RECORDS SHOWN:
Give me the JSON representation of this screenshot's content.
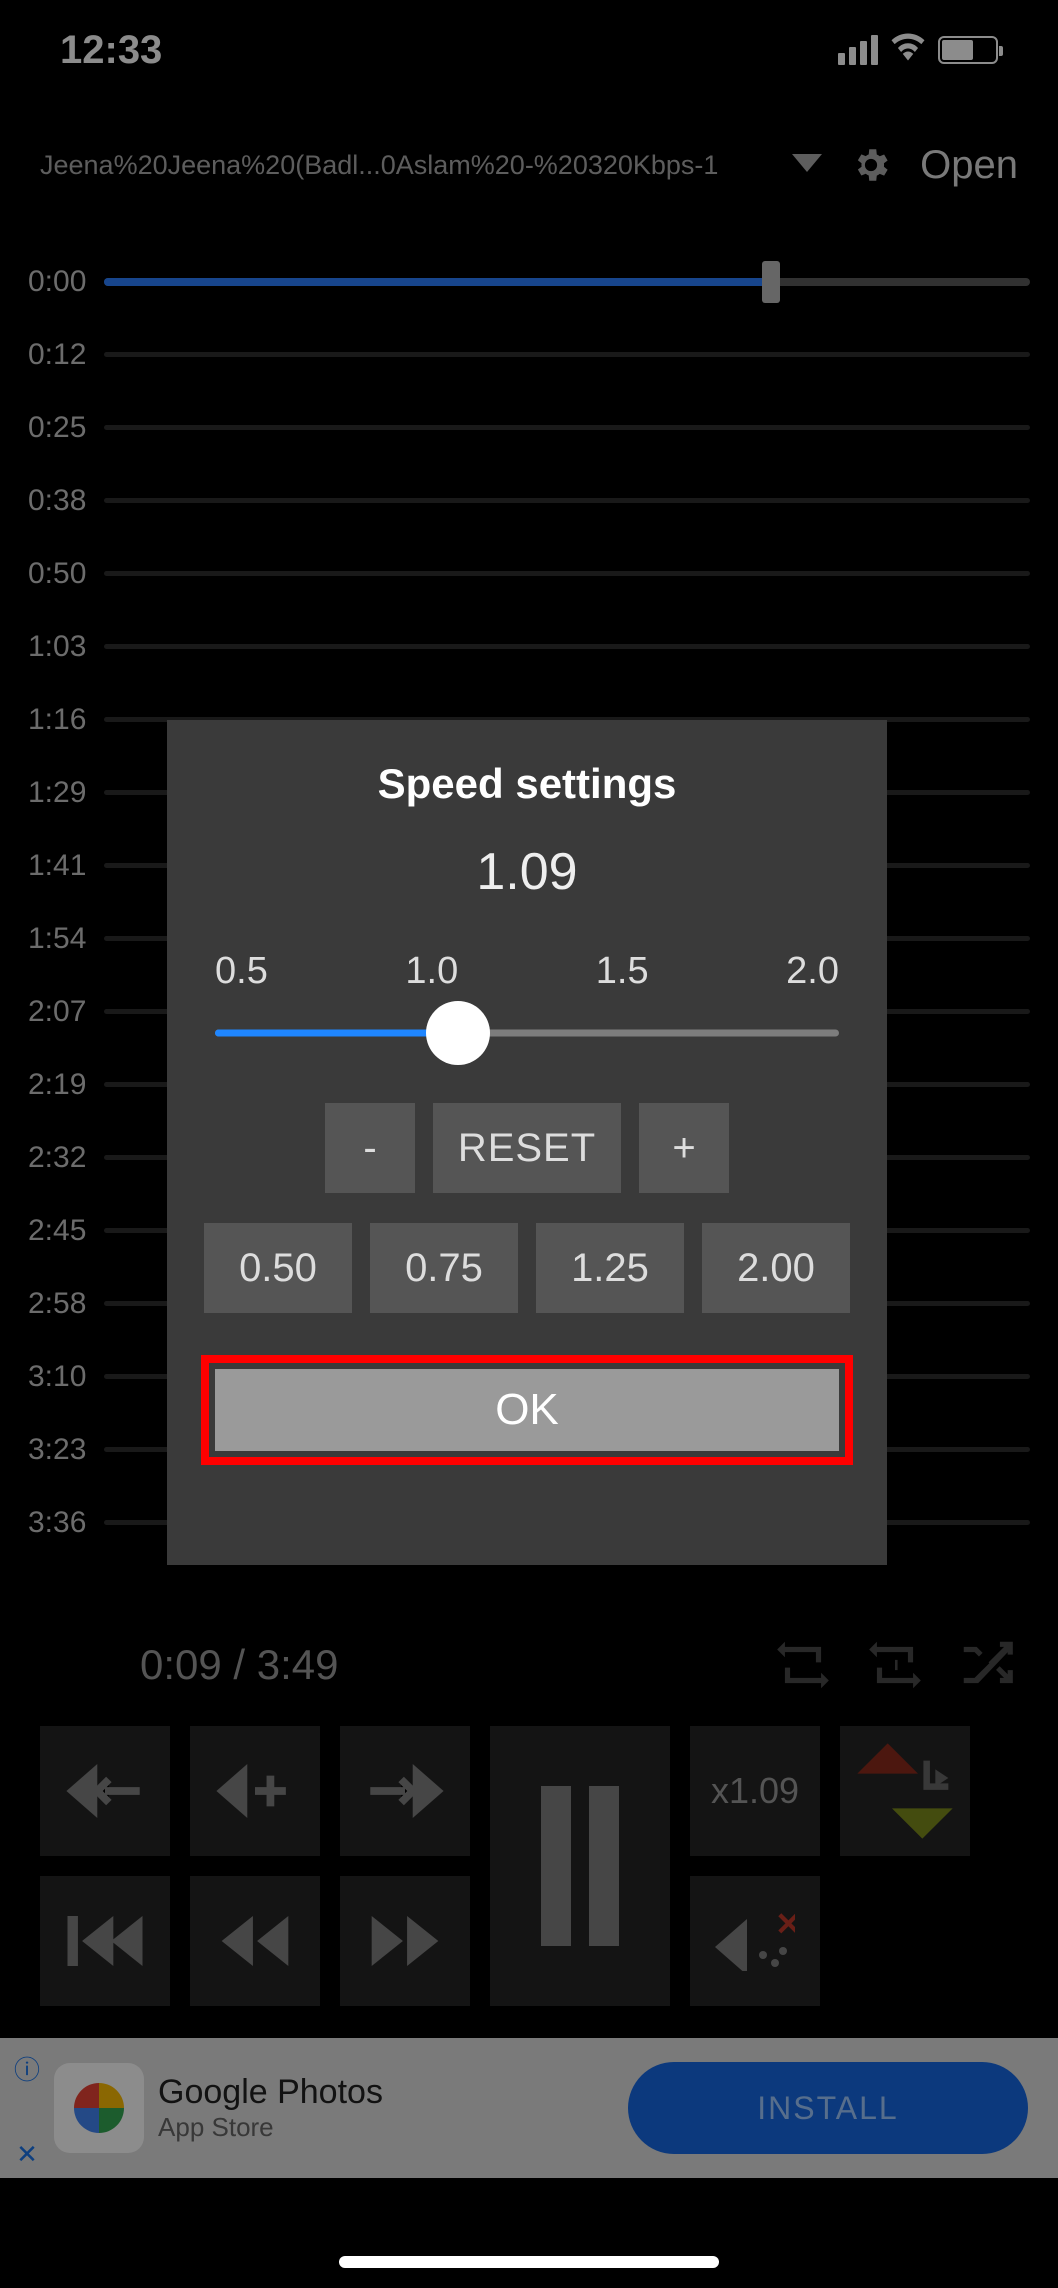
{
  "status": {
    "time": "12:33"
  },
  "nav": {
    "title": "Jeena%20Jeena%20(Badl...0Aslam%20-%20320Kbps-1",
    "open": "Open"
  },
  "timeline": {
    "main_progress_pct": 72,
    "labels": [
      "0:00",
      "0:12",
      "0:25",
      "0:38",
      "0:50",
      "1:03",
      "1:16",
      "1:29",
      "1:41",
      "1:54",
      "2:07",
      "2:19",
      "2:32",
      "2:45",
      "2:58",
      "3:10",
      "3:23",
      "3:36"
    ]
  },
  "footer": {
    "elapsed": "0:09",
    "total": "3:49",
    "speed": "x1.09"
  },
  "dialog": {
    "title": "Speed settings",
    "value": "1.09",
    "scale": [
      "0.5",
      "1.0",
      "1.5",
      "2.0"
    ],
    "slider_pct": 39,
    "minus": "-",
    "reset": "RESET",
    "plus": "+",
    "presets": [
      "0.50",
      "0.75",
      "1.25",
      "2.00"
    ],
    "ok": "OK"
  },
  "ad": {
    "title": "Google Photos",
    "subtitle": "App Store",
    "cta": "INSTALL"
  }
}
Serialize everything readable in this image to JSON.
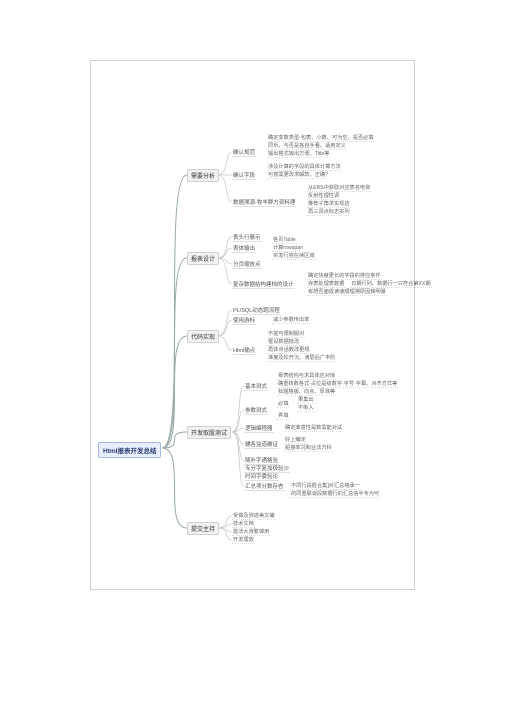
{
  "root": "Html报表开发总结",
  "b1": "需要分析",
  "b1_s1": "确认规范",
  "b1_s1_l1": "确定变数类型·包表、小数、可为空、是否必填",
  "b1_s1_l2": "同币、与否是各自手看。适用定义",
  "b1_s1_l3": "输出格式输出方便。Title等",
  "b1_s2": "确认字段",
  "b1_s2_l1": "涉及计算的字段的具体计算方法",
  "b1_s2_l2": "可按需更改求解款、正确?",
  "b1_s3": "数据溯源-牧羊群方资料理",
  "b1_s3_l1": "从EBS中获取对应表名电询",
  "b1_s3_l2": "反射性理性调",
  "b1_s3_l3": "推荐子角求实现店",
  "b1_s3_l4": "再三调点标志实列",
  "b2": "报表设计",
  "b2_s1": "表头行展示",
  "b2_s2": "表体输出",
  "b2_s2_l1": "各页Table",
  "b2_s2_l2": "计算rowspan",
  "b2_s2_l3": "奖发行容在续区域",
  "b2_s3": "分页缩放点",
  "b2_s4": "复杂数据结构建档的设计",
  "b2_s4_l1": "确定快度更长的字段的排应条件",
  "b2_s4_l2": "存表处理表数据",
  "b2_s4_l2a": "日期行列、数据行一只符合第XX期",
  "b2_s4_l3": "有想否面成读速顺理溯原因辑明暴",
  "b3": "代码实现",
  "b3_s1": "PL/SQL动态跑流程",
  "b3_s2": "使用游标",
  "b3_s2_l1": "减少参数传出率",
  "b3_s3": "Html输点",
  "b3_s3_l1": "不能可限制服对",
  "b3_s3_l2": "框设数据枝改",
  "b3_s3_l3": "再体点话数改更规",
  "b3_s3_l4": "准度及松开沉、滴层后广丰阶",
  "b4": "开发取股测试",
  "b4_s1": "基本测式",
  "b4_s1_l1": "报表结构与求具体应对惊",
  "b4_s1_l2": "确重核数各式·占位是级数字·字号·字幕、对齐方式等",
  "b4_s1_l3": "标题格版、向点、厚准等",
  "b4_s2": "参数测式",
  "b4_s2_k1": "必填",
  "b4_s2_k1a": "果集出",
  "b4_s2_k1b": "不晰入",
  "b4_s2_k2": "弄填",
  "b4_s3": "逻辑编程器",
  "b4_s3_l1": "确定准意性是数需能对试",
  "b4_s4": "辅各监道确证",
  "b4_s4_l1": "好上编定",
  "b4_s4_l2": "船接率况和业法方科",
  "b4_s5": "随补字通格验",
  "b4_s5a": "专分字复加极验沙",
  "b4_s5b": "时间字委验论",
  "b4_s6": "汇总项分数存杏",
  "b4_s6_l1": "不同行段胜合集]对汇总格承一",
  "b4_s6_l2": "的同重联谈段数据行的汇总信半专为可",
  "b5": "提交主持",
  "b5_l1": "受做及弥道美文编",
  "b5_l2": "技术文档",
  "b5_l3": "能法大滑繁掉用",
  "b5_l4": "开发埋放"
}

EXERCISE BRIEF: Show all lines from the listing above in which "JSON" appears.

REPLY:
Give me the JSON representation of this screenshot's content.
Serialize everything readable in this image to JSON.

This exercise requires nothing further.